● Task description
Set down the entries once more exactly as they were written.

┌────────

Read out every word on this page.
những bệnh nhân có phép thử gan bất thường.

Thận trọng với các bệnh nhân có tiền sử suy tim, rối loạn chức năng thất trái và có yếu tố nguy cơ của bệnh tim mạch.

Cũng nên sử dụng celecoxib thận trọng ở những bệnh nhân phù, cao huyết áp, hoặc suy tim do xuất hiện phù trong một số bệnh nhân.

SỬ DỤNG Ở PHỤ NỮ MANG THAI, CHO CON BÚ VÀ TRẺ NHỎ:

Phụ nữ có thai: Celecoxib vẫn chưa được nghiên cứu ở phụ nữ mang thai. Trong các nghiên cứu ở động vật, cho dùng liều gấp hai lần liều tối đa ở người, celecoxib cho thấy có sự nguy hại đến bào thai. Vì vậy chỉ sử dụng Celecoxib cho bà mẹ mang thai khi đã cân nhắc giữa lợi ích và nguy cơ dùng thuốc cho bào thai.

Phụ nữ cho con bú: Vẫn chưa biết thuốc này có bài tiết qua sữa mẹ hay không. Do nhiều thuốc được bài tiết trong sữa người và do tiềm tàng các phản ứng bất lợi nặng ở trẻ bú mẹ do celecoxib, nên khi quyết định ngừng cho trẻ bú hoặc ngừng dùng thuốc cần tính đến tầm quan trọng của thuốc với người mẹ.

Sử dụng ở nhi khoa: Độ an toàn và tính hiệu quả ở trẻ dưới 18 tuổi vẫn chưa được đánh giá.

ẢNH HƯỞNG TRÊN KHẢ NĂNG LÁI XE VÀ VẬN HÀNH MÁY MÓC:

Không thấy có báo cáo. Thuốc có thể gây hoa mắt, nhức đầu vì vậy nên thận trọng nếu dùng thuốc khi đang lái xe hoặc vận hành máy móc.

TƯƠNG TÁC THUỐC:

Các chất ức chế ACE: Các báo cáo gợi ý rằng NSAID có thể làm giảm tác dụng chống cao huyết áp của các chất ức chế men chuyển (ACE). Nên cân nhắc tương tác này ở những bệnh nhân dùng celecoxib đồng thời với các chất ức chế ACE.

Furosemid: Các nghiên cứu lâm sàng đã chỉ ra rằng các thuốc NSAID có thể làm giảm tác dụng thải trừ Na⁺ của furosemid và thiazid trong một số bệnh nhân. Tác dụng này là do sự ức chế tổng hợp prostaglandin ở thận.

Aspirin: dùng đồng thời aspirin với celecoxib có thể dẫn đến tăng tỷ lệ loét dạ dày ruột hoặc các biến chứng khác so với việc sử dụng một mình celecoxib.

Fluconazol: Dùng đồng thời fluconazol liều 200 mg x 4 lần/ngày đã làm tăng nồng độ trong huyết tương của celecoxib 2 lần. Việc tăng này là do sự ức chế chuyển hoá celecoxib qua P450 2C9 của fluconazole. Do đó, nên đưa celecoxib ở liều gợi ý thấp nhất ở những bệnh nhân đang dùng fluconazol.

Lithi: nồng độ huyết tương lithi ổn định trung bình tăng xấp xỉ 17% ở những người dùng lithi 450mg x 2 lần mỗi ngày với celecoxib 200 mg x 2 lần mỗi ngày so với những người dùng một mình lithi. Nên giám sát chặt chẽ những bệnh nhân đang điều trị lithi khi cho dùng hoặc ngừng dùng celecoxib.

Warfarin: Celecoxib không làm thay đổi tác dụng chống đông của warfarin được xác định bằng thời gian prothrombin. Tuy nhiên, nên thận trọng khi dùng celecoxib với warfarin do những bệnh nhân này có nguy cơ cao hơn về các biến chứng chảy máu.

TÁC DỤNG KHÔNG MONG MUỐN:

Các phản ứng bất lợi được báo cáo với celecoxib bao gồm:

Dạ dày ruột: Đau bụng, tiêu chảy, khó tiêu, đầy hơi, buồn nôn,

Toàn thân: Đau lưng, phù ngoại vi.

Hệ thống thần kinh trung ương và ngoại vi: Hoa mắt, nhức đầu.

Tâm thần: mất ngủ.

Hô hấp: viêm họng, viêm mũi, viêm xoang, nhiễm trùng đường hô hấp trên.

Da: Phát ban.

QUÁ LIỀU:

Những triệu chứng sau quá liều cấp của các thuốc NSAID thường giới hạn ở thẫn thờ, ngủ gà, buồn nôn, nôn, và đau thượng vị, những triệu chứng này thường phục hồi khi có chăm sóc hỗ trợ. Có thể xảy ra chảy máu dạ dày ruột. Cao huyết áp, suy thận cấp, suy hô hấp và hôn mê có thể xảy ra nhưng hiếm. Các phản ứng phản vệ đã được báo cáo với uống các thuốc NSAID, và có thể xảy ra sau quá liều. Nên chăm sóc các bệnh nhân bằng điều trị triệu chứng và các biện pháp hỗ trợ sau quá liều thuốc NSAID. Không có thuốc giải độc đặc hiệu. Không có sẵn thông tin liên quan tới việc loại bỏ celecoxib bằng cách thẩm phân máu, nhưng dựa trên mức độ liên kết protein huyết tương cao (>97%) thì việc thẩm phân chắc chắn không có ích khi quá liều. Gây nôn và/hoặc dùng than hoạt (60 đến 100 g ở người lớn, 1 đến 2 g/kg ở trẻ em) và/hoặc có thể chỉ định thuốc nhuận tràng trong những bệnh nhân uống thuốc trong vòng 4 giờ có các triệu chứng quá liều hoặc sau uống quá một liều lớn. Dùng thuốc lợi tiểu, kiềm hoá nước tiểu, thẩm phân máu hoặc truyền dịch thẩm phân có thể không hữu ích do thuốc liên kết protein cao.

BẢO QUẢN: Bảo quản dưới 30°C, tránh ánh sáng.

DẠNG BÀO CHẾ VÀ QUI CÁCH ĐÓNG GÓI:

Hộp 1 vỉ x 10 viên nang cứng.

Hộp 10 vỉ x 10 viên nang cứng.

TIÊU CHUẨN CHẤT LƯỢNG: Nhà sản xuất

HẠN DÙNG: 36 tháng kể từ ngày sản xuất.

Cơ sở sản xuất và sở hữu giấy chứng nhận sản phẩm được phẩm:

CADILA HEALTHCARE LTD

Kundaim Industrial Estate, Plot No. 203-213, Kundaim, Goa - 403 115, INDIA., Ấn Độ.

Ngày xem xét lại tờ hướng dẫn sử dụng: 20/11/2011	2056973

└────────

● Solution to this exercise
Read out every word on this page.
những bệnh nhân có phép thử gan bất thường.

Thận trọng với các bệnh nhân có tiền sử suy tim, rối loạn chức năng thất trái và có yếu tố nguy cơ của bệnh tim mạch.

Cũng nên sử dụng celecoxib thận trọng ở những bệnh nhân phù, cao huyết áp, hoặc suy tim do xuất hiện phù trong một số bệnh nhân.

SỬ DỤNG Ở PHỤ NỮ MANG THAI, CHO CON BÚ VÀ TRẺ NHỎ:

Phụ nữ có thai: Celecoxib vẫn chưa được nghiên cứu ở phụ nữ mang thai. Trong các nghiên cứu ở động vật, cho dùng liều gấp hai lần liều tối đa ở người, celecoxib cho thấy có sự nguy hại đến bào thai. Vì vậy chỉ sử dụng Celecoxib cho bà mẹ mang thai khi đã cân nhắc giữa lợi ích và nguy cơ dùng thuốc cho bào thai.

Phụ nữ cho con bú: Vẫn chưa biết thuốc này có bài tiết qua sữa mẹ hay không. Do nhiều thuốc được bài tiết trong sữa người và do tiềm tàng các phản ứng bất lợi nặng ở trẻ bú mẹ do celecoxib, nên khi quyết định ngừng cho trẻ bú hoặc ngừng dùng thuốc cần tính đến tầm quan trọng của thuốc với người mẹ.

Sử dụng ở nhi khoa: Độ an toàn và tính hiệu quả ở trẻ dưới 18 tuổi vẫn chưa được đánh giá.

ẢNH HƯỞNG TRÊN KHẢ NĂNG LÁI XE VÀ VẬN HÀNH MÁY MÓC:

Không thấy có báo cáo. Thuốc có thể gây hoa mắt, nhức đầu vì vậy nên thận trọng nếu dùng thuốc khi đang lái xe hoặc vận hành máy móc.

TƯƠNG TÁC THUỐC:

Các chất ức chế ACE: Các báo cáo gợi ý rằng NSAID có thể làm giảm tác dụng chống cao huyết áp của các chất ức chế men chuyển (ACE). Nên cân nhắc tương tác này ở những bệnh nhân dùng celecoxib đồng thời với các chất ức chế ACE.

Furosemid: Các nghiên cứu lâm sàng đã chỉ ra rằng các thuốc NSAID có thể làm giảm tác dụng thải trừ Na⁺ của furosemid và thiazid trong một số bệnh nhân. Tác dụng này là do sự ức chế tổng hợp prostaglandin ở thận.

Aspirin: dùng đồng thời aspirin với celecoxib có thể dẫn đến tăng tỷ lệ loét dạ dày ruột hoặc các biến chứng khác so với việc sử dụng một mình celecoxib.

Fluconazol: Dùng đồng thời fluconazol liều 200 mg x 4 lần/ngày đã làm tăng nồng độ trong huyết tương của celecoxib 2 lần. Việc tăng này là do sự ức chế chuyển hoá celecoxib qua P450 2C9 của fluconazole. Do đó, nên đưa celecoxib ở liều gợi ý thấp nhất ở những bệnh nhân đang dùng fluconazol.

Lithi: nồng độ huyết tương lithi ổn định trung bình tăng xấp xỉ 17% ở những người dùng lithi 450mg x 2 lần mỗi ngày với celecoxib 200 mg x 2 lần mỗi ngày so với những người dùng một mình lithi. Nên giám sát chặt chẽ những bệnh nhân đang điều trị lithi khi cho dùng hoặc ngừng dùng celecoxib.

Warfarin: Celecoxib không làm thay đổi tác dụng chống đông của warfarin được xác định bằng thời gian prothrombin. Tuy nhiên, nên thận trọng khi dùng celecoxib với warfarin do những bệnh nhân này có nguy cơ cao hơn về các biến chứng chảy máu.

TÁC DỤNG KHÔNG MONG MUỐN:

Các phản ứng bất lợi được báo cáo với celecoxib bao gồm:

Dạ dày ruột: Đau bụng, tiêu chảy, khó tiêu, đầy hơi, buồn nôn,

Toàn thân: Đau lưng, phù ngoại vi.

Hệ thống thần kinh trung ương và ngoại vi: Hoa mắt, nhức đầu.

Tâm thần: mất ngủ.

Hô hấp: viêm họng, viêm mũi, viêm xoang, nhiễm trùng đường hô hấp trên.

Da: Phát ban.

QUÁ LIỀU:

Những triệu chứng sau quá liều cấp của các thuốc NSAID thường giới hạn ở thẫn thờ, ngủ gà, buồn nôn, nôn, và đau thượng vị, những triệu chứng này thường phục hồi khi có chăm sóc hỗ trợ. Có thể xảy ra chảy máu dạ dày ruột. Cao huyết áp, suy thận cấp, suy hô hấp và hôn mê có thể xảy ra nhưng hiếm. Các phản ứng phản vệ đã được báo cáo với uống các thuốc NSAID, và có thể xảy ra sau quá liều. Nên chăm sóc các bệnh nhân bằng điều trị triệu chứng và các biện pháp hỗ trợ sau quá liều thuốc NSAID. Không có thuốc giải độc đặc hiệu. Không có sẵn thông tin liên quan tới việc loại bỏ celecoxib bằng cách thẩm phân máu, nhưng dựa trên mức độ liên kết protein huyết tương cao (>97%) thì việc thẩm phân chắc chắn không có ích khi quá liều. Gây nôn và/hoặc dùng than hoạt (60 đến 100 g ở người lớn, 1 đến 2 g/kg ở trẻ em) và/hoặc có thể chỉ định thuốc nhuận tràng trong những bệnh nhân uống thuốc trong vòng 4 giờ có các triệu chứng quá liều hoặc sau uống quá một liều lớn. Dùng thuốc lợi tiểu, kiềm hoá nước tiểu, thẩm phân máu hoặc truyền dịch thẩm phân có thể không hữu ích do thuốc liên kết protein cao.

BẢO QUẢN: Bảo quản dưới 30°C, tránh ánh sáng.

DẠNG BÀO CHẾ VÀ QUI CÁCH ĐÓNG GÓI:

Hộp 1 vỉ x 10 viên nang cứng.

Hộp 10 vỉ x 10 viên nang cứng.

TIÊU CHUẨN CHẤT LƯỢNG: Nhà sản xuất

HẠN DÙNG: 36 tháng kể từ ngày sản xuất.

Cơ sở sản xuất và sở hữu giấy chứng nhận sản phẩm được phẩm:

CADILA HEALTHCARE LTD

Kundaim Industrial Estate, Plot No. 203-213, Kundaim, Goa - 403 115, INDIA., Ấn Độ.

Ngày xem xét lại tờ hướng dẫn sử dụng: 20/11/2011	2056973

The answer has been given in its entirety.